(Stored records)
========================

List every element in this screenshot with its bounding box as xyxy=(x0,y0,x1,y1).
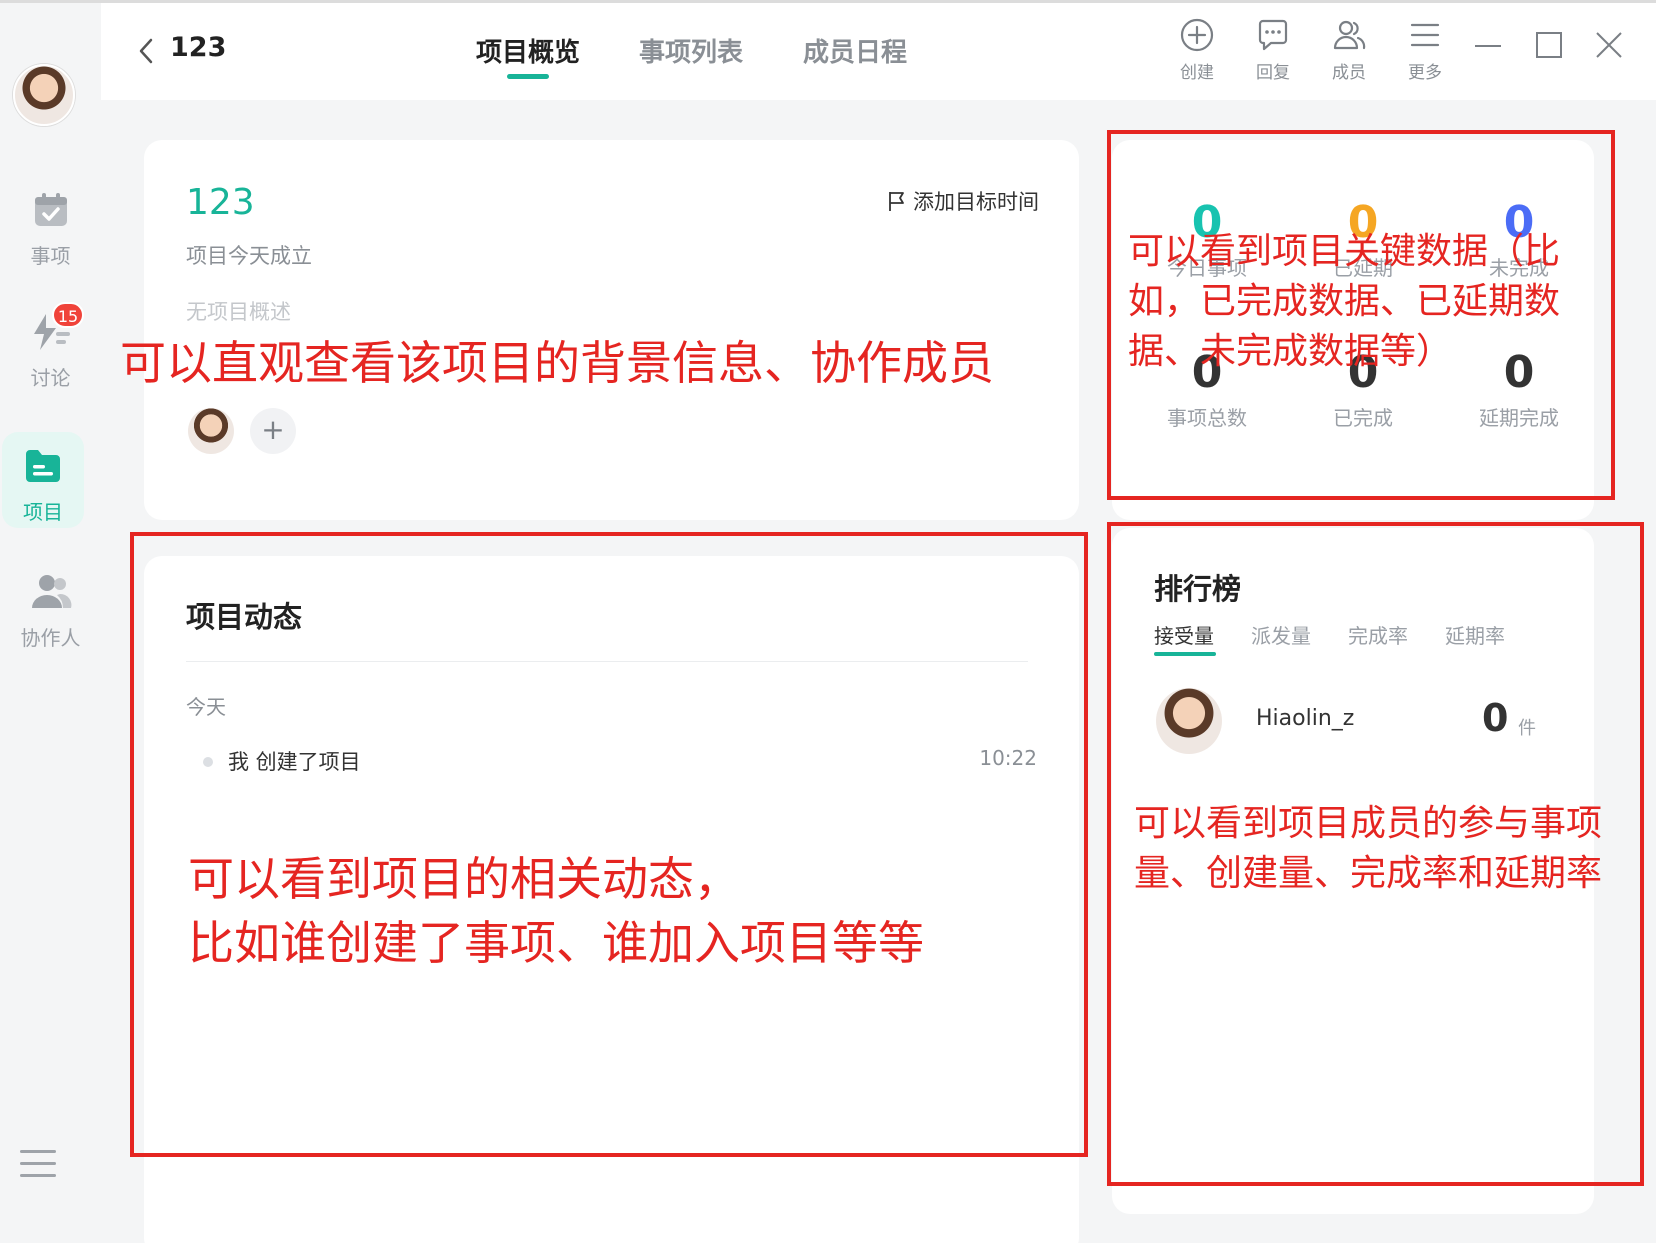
sidebar-item-label: 协作人 xyxy=(20,626,81,650)
reply-button[interactable]: 回复 xyxy=(1243,18,1303,83)
member-avatar[interactable] xyxy=(188,408,234,454)
minimize-icon[interactable] xyxy=(1473,30,1503,64)
create-button[interactable]: 创建 xyxy=(1167,18,1227,83)
sidebar-item-label: 讨论 xyxy=(30,366,71,390)
annotation-activity-line1: 可以看到项目的相关动态， xyxy=(188,852,740,906)
project-info-card: 123 项目今天成立 无项目概述 添加目标时间 + xyxy=(144,140,1079,520)
annotation-stats-line1: 可以看到项目关键数据（比 xyxy=(1128,231,1561,272)
project-created-text: 项目今天成立 xyxy=(186,244,312,268)
project-description[interactable]: 无项目概述 xyxy=(186,296,291,326)
annotation-activity-line2: 比如谁创建了事项、谁加入项目等等 xyxy=(188,916,924,970)
more-button[interactable]: 更多 xyxy=(1395,18,1455,83)
close-icon[interactable] xyxy=(1594,30,1624,64)
top-header: 123 项目概览 事项列表 成员日程 创建 回复 成员 更多 xyxy=(101,0,1656,100)
maximize-icon[interactable] xyxy=(1534,30,1564,64)
user-avatar[interactable] xyxy=(13,64,75,126)
create-label: 创建 xyxy=(1180,63,1214,83)
top-border xyxy=(0,0,1656,3)
members-label: 成员 xyxy=(1332,63,1366,83)
unread-badge: 15 xyxy=(52,302,84,328)
annotation-info: 可以直观查看该项目的背景信息、协作成员 xyxy=(120,336,994,390)
calendar-check-icon xyxy=(31,190,71,234)
add-target-time-label: 添加目标时间 xyxy=(913,190,1039,214)
members-button[interactable]: 成员 xyxy=(1319,18,1379,83)
hamburger-menu-icon[interactable] xyxy=(20,1148,58,1184)
tab-overview[interactable]: 项目概览 xyxy=(476,32,580,69)
reply-label: 回复 xyxy=(1256,63,1290,83)
more-label: 更多 xyxy=(1408,63,1442,83)
annotation-stats-line3: 据、未完成数据等） xyxy=(1128,331,1453,372)
list-menu-icon xyxy=(1410,23,1440,47)
annotation-box-activity xyxy=(130,532,1088,1157)
plus-circle-icon xyxy=(1180,18,1214,52)
tab-task-list[interactable]: 事项列表 xyxy=(639,32,743,69)
sidebar-item-projects[interactable]: 项目 xyxy=(2,432,84,528)
members-icon xyxy=(1333,20,1366,50)
sidebar-item-label: 项目 xyxy=(23,500,63,524)
sidebar-item-discussion[interactable]: 讨论 xyxy=(0,312,101,408)
sidebar-item-label: 事项 xyxy=(30,244,71,268)
app-window: 事项 讨论 15 项目 协作人 123 项目概览 事项列表 成员日程 创建 回复… xyxy=(0,0,1656,1243)
annotation-stats-line2: 如，已完成数据、已延期数 xyxy=(1128,281,1561,322)
sidebar-item-tasks[interactable]: 事项 xyxy=(0,190,101,286)
active-tab-indicator xyxy=(507,74,549,79)
folder-icon xyxy=(24,448,62,488)
sidebar: 事项 讨论 15 项目 协作人 xyxy=(0,0,101,1243)
annotation-ranking-line2: 量、创建量、完成率和延期率 xyxy=(1134,853,1603,894)
chat-bubble-icon xyxy=(1258,19,1288,51)
tab-member-schedule[interactable]: 成员日程 xyxy=(803,32,907,69)
project-title: 123 xyxy=(186,182,255,223)
annotation-ranking-line1: 可以看到项目成员的参与事项 xyxy=(1134,803,1603,844)
chevron-left-icon[interactable] xyxy=(138,38,154,68)
sidebar-item-collaborators[interactable]: 协作人 xyxy=(0,572,101,668)
add-target-time-button[interactable]: 添加目标时间 xyxy=(887,186,1039,216)
flag-icon xyxy=(889,192,904,211)
users-icon xyxy=(30,572,72,614)
project-name: 123 xyxy=(170,32,227,63)
add-member-button[interactable]: + xyxy=(250,408,296,454)
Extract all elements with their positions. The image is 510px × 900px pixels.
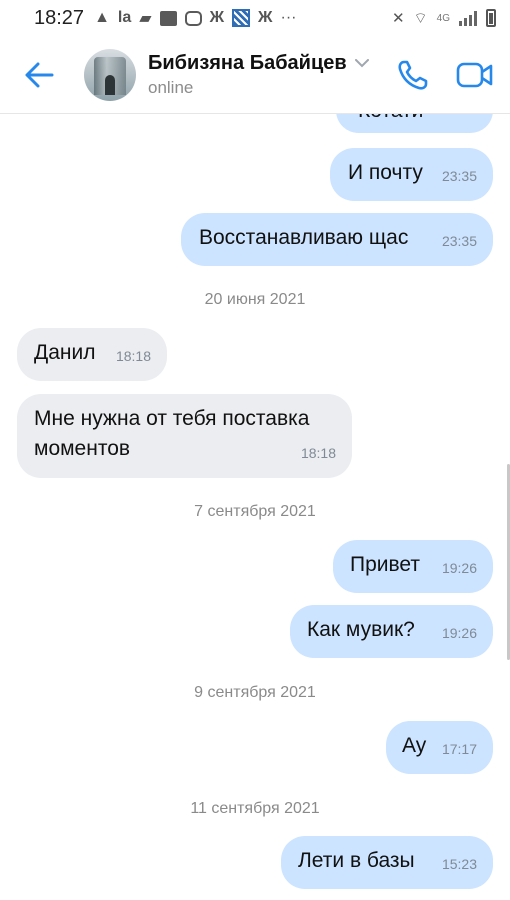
message-time: 23:35 (442, 114, 477, 123)
message-bubble[interactable]: Мне нужна от тебя поставка моментов 18:1… (17, 394, 352, 478)
contact-status: online (148, 77, 194, 97)
network-type: 4G (436, 12, 450, 24)
phone-icon[interactable] (396, 58, 430, 92)
message-time: 23:35 (441, 233, 477, 249)
contact-name: Бибизяна Бабайцев (148, 51, 347, 74)
message-bubble[interactable]: Котати 23:35 (336, 114, 493, 133)
more-notifications-icon: ··· (280, 9, 297, 26)
system-icons: ✕ ⌔ 4G (392, 9, 496, 28)
avatar[interactable] (84, 48, 136, 101)
chevron-down-icon (354, 58, 369, 67)
mute-icon: ✕ (391, 10, 405, 27)
la-app-icon: la (117, 9, 132, 26)
message-bubble[interactable]: И почту 23:35 (330, 148, 493, 201)
message-bubble[interactable]: Восстанавливаю щас 23:35 (181, 213, 493, 266)
folder-icon (159, 10, 177, 26)
message-bubble[interactable]: Привет 19:26 (333, 540, 493, 593)
status-bar: 18:27 ▲ la ▰ Ж Ж ··· ✕ ⌔ 4G (0, 0, 510, 36)
message-time: 18:18 (115, 348, 151, 364)
message-list[interactable]: Котати 23:35 И почту 23:35 Восстанавлива… (0, 114, 510, 900)
message-bubble[interactable]: Как мувик? 19:26 (290, 605, 493, 658)
message-bubble[interactable]: Ау 17:17 (386, 721, 493, 774)
message-time: 23:35 (441, 168, 477, 184)
video-call-icon[interactable] (456, 61, 494, 89)
message-time: 18:18 (300, 445, 336, 461)
qr-app-icon (232, 9, 251, 27)
notification-icons: ▲ la ▰ Ж Ж ··· (94, 8, 296, 28)
wifi-icon: ⌔ (413, 9, 428, 27)
arrow-left-icon (25, 62, 54, 87)
chat-header: Бибизяна Бабайцев online (0, 36, 510, 114)
contact-info[interactable]: Бибизяна Бабайцев online (148, 52, 369, 98)
signal-icon (459, 10, 477, 26)
back-button[interactable] (0, 36, 78, 114)
message-bubble[interactable]: Лети в базы 15:23 (281, 836, 493, 889)
date-separator: 7 сентября 2021 (194, 503, 316, 520)
date-separator: 20 июня 2021 (204, 291, 306, 308)
battery-icon (486, 9, 496, 27)
date-separator: 11 сентября 2021 (190, 800, 320, 817)
instagram-icon (184, 10, 202, 26)
date-separator: 9 сентября 2021 (194, 684, 316, 701)
message-icon: ▰ (139, 10, 152, 27)
vk-icon: Ж (209, 9, 225, 26)
message-bubble[interactable]: Данил 18:18 (17, 328, 167, 381)
warning-icon: ▲ (94, 9, 110, 26)
message-time: 19:26 (441, 625, 477, 641)
vk-icon-2: Ж (258, 9, 273, 26)
message-time: 19:26 (441, 560, 477, 576)
message-time: 17:17 (441, 741, 477, 757)
message-time: 15:23 (441, 856, 477, 872)
status-time: 18:27 (34, 6, 85, 29)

========================

Copy out every line of the records above word for word, but leave out the pictures.

EXERCISE SOLUTION:
List every element in this screenshot with its bounding box as xyxy=(x0,y0,x1,y1).
sidebar-item-label: 协作人 xyxy=(20,626,81,650)
reply-button[interactable]: 回复 xyxy=(1243,18,1303,83)
member-avatar[interactable] xyxy=(188,408,234,454)
minimize-icon[interactable] xyxy=(1473,30,1503,64)
create-button[interactable]: 创建 xyxy=(1167,18,1227,83)
sidebar-item-label: 讨论 xyxy=(30,366,71,390)
annotation-activity-line1: 可以看到项目的相关动态， xyxy=(188,852,740,906)
project-info-card: 123 项目今天成立 无项目概述 添加目标时间 + xyxy=(144,140,1079,520)
annotation-stats-line1: 可以看到项目关键数据（比 xyxy=(1128,231,1561,272)
project-created-text: 项目今天成立 xyxy=(186,244,312,268)
project-description[interactable]: 无项目概述 xyxy=(186,296,291,326)
annotation-activity-line2: 比如谁创建了事项、谁加入项目等等 xyxy=(188,916,924,970)
more-button[interactable]: 更多 xyxy=(1395,18,1455,83)
close-icon[interactable] xyxy=(1594,30,1624,64)
top-header: 123 项目概览 事项列表 成员日程 创建 回复 成员 更多 xyxy=(101,0,1656,100)
maximize-icon[interactable] xyxy=(1534,30,1564,64)
user-avatar[interactable] xyxy=(13,64,75,126)
create-label: 创建 xyxy=(1180,63,1214,83)
top-border xyxy=(0,0,1656,3)
members-label: 成员 xyxy=(1332,63,1366,83)
unread-badge: 15 xyxy=(52,302,84,328)
annotation-info: 可以直观查看该项目的背景信息、协作成员 xyxy=(120,336,994,390)
calendar-check-icon xyxy=(31,190,71,234)
add-target-time-label: 添加目标时间 xyxy=(913,190,1039,214)
members-button[interactable]: 成员 xyxy=(1319,18,1379,83)
hamburger-menu-icon[interactable] xyxy=(20,1148,58,1184)
tab-overview[interactable]: 项目概览 xyxy=(476,32,580,69)
reply-label: 回复 xyxy=(1256,63,1290,83)
more-label: 更多 xyxy=(1408,63,1442,83)
annotation-stats-line3: 据、未完成数据等） xyxy=(1128,331,1453,372)
list-menu-icon xyxy=(1410,23,1440,47)
annotation-box-activity xyxy=(130,532,1088,1157)
plus-circle-icon xyxy=(1180,18,1214,52)
tab-task-list[interactable]: 事项列表 xyxy=(639,32,743,69)
sidebar-item-projects[interactable]: 项目 xyxy=(2,432,84,528)
members-icon xyxy=(1333,20,1366,50)
sidebar-item-label: 项目 xyxy=(23,500,63,524)
sidebar-item-discussion[interactable]: 讨论 xyxy=(0,312,101,408)
sidebar-item-label: 事项 xyxy=(30,244,71,268)
app-window: 事项 讨论 15 项目 协作人 123 项目概览 事项列表 成员日程 创建 回复… xyxy=(0,0,1656,1243)
annotation-stats-line2: 如，已完成数据、已延期数 xyxy=(1128,281,1561,322)
sidebar-item-tasks[interactable]: 事项 xyxy=(0,190,101,286)
active-tab-indicator xyxy=(507,74,549,79)
folder-icon xyxy=(24,448,62,488)
sidebar: 事项 讨论 15 项目 协作人 xyxy=(0,0,101,1243)
annotation-ranking-line2: 量、创建量、完成率和延期率 xyxy=(1134,853,1603,894)
chat-bubble-icon xyxy=(1258,19,1288,51)
tab-member-schedule[interactable]: 成员日程 xyxy=(803,32,907,69)
project-title: 123 xyxy=(186,182,255,223)
annotation-ranking-line1: 可以看到项目成员的参与事项 xyxy=(1134,803,1603,844)
chevron-left-icon[interactable] xyxy=(138,38,154,68)
sidebar-item-collaborators[interactable]: 协作人 xyxy=(0,572,101,668)
add-target-time-button[interactable]: 添加目标时间 xyxy=(887,186,1039,216)
flag-icon xyxy=(889,192,904,211)
users-icon xyxy=(30,572,72,614)
project-name: 123 xyxy=(170,32,227,63)
add-member-button[interactable]: + xyxy=(250,408,296,454)
Extract all elements with their positions. The image is 510px × 900px pixels.
message-time: 23:35 (442, 114, 477, 123)
message-bubble[interactable]: Мне нужна от тебя поставка моментов 18:1… (17, 394, 352, 478)
contact-status: online (148, 77, 194, 97)
network-type: 4G (436, 12, 450, 24)
phone-icon[interactable] (396, 58, 430, 92)
message-time: 23:35 (441, 233, 477, 249)
contact-name: Бибизяна Бабайцев (148, 51, 347, 74)
message-bubble[interactable]: Котати 23:35 (336, 114, 493, 133)
more-notifications-icon: ··· (280, 9, 297, 26)
system-icons: ✕ ⌔ 4G (392, 9, 496, 28)
avatar[interactable] (84, 48, 136, 101)
chevron-down-icon (354, 58, 369, 67)
mute-icon: ✕ (391, 10, 405, 27)
la-app-icon: la (117, 9, 132, 26)
message-bubble[interactable]: И почту 23:35 (330, 148, 493, 201)
message-bubble[interactable]: Восстанавливаю щас 23:35 (181, 213, 493, 266)
folder-icon (159, 10, 177, 26)
message-bubble[interactable]: Привет 19:26 (333, 540, 493, 593)
status-bar: 18:27 ▲ la ▰ Ж Ж ··· ✕ ⌔ 4G (0, 0, 510, 36)
message-time: 18:18 (115, 348, 151, 364)
message-list[interactable]: Котати 23:35 И почту 23:35 Восстанавлива… (0, 114, 510, 900)
message-bubble[interactable]: Как мувик? 19:26 (290, 605, 493, 658)
message-bubble[interactable]: Ау 17:17 (386, 721, 493, 774)
message-time: 23:35 (441, 168, 477, 184)
video-call-icon[interactable] (456, 61, 494, 89)
message-time: 18:18 (300, 445, 336, 461)
qr-app-icon (232, 9, 251, 27)
notification-icons: ▲ la ▰ Ж Ж ··· (94, 8, 296, 28)
wifi-icon: ⌔ (413, 9, 428, 27)
arrow-left-icon (25, 62, 54, 87)
chat-header: Бибизяна Бабайцев online (0, 36, 510, 114)
contact-info[interactable]: Бибизяна Бабайцев online (148, 52, 369, 98)
signal-icon (459, 10, 477, 26)
back-button[interactable] (0, 36, 78, 114)
message-bubble[interactable]: Лети в базы 15:23 (281, 836, 493, 889)
date-separator: 7 сентября 2021 (194, 503, 316, 520)
date-separator: 20 июня 2021 (204, 291, 306, 308)
battery-icon (486, 9, 496, 27)
date-separator: 11 сентября 2021 (190, 800, 320, 817)
instagram-icon (184, 10, 202, 26)
date-separator: 9 сентября 2021 (194, 684, 316, 701)
message-icon: ▰ (139, 10, 152, 27)
vk-icon: Ж (209, 9, 225, 26)
message-bubble[interactable]: Данил 18:18 (17, 328, 167, 381)
warning-icon: ▲ (94, 9, 110, 26)
message-time: 19:26 (441, 625, 477, 641)
vk-icon-2: Ж (258, 9, 273, 26)
message-time: 19:26 (441, 560, 477, 576)
message-time: 17:17 (441, 741, 477, 757)
message-time: 15:23 (441, 856, 477, 872)
status-time: 18:27 (34, 6, 85, 29)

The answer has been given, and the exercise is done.